Please reproduce every line of the records below word for word, leaving the pictures out.

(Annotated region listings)

— START —

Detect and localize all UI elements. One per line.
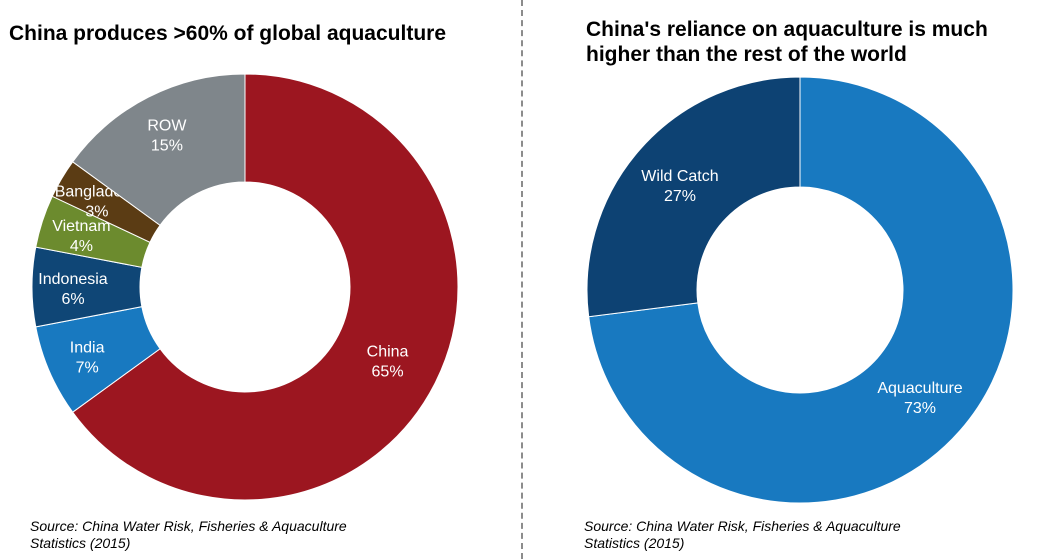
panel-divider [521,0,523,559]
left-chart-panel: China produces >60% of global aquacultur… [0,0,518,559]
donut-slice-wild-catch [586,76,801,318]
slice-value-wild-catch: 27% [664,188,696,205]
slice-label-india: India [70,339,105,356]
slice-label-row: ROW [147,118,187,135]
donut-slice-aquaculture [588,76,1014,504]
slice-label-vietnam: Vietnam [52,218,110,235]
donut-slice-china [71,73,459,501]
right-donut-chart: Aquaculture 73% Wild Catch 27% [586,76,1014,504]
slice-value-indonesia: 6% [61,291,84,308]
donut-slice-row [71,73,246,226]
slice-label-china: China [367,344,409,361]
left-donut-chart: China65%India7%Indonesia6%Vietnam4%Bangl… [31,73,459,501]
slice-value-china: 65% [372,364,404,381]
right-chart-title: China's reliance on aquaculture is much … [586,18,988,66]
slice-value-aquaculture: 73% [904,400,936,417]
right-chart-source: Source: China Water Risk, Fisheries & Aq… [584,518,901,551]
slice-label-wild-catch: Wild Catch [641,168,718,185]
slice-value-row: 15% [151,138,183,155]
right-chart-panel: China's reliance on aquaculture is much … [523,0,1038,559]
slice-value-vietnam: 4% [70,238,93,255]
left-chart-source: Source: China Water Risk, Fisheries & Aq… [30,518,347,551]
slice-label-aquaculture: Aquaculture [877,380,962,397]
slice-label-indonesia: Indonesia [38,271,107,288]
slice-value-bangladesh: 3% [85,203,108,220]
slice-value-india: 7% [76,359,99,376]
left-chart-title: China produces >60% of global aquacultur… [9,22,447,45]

— END —

ANSWER BELOW:
Detect and localize all UI elements. One per line.
panel-divider [521,0,523,559]
left-chart-panel: China produces >60% of global aquacultur… [0,0,518,559]
donut-slice-wild-catch [586,76,801,318]
slice-value-wild-catch: 27% [664,188,696,205]
slice-label-india: India [70,339,105,356]
slice-label-row: ROW [147,118,187,135]
donut-slice-aquaculture [588,76,1014,504]
slice-label-vietnam: Vietnam [52,218,110,235]
donut-slice-china [71,73,459,501]
right-donut-chart: Aquaculture 73% Wild Catch 27% [586,76,1014,504]
slice-value-indonesia: 6% [61,291,84,308]
donut-slice-row [71,73,246,226]
slice-label-china: China [367,344,409,361]
left-donut-chart: China65%India7%Indonesia6%Vietnam4%Bangl… [31,73,459,501]
slice-value-china: 65% [372,364,404,381]
right-chart-title: China's reliance on aquaculture is much … [586,18,988,66]
slice-value-aquaculture: 73% [904,400,936,417]
right-chart-source: Source: China Water Risk, Fisheries & Aq… [584,518,901,551]
slice-label-wild-catch: Wild Catch [641,168,718,185]
slice-value-row: 15% [151,138,183,155]
right-chart-panel: China's reliance on aquaculture is much … [523,0,1038,559]
slice-value-vietnam: 4% [70,238,93,255]
left-chart-source: Source: China Water Risk, Fisheries & Aq… [30,518,347,551]
slice-label-aquaculture: Aquaculture [877,380,962,397]
slice-label-indonesia: Indonesia [38,271,107,288]
slice-value-bangladesh: 3% [85,203,108,220]
slice-value-india: 7% [76,359,99,376]
left-chart-title: China produces >60% of global aquacultur… [9,22,447,45]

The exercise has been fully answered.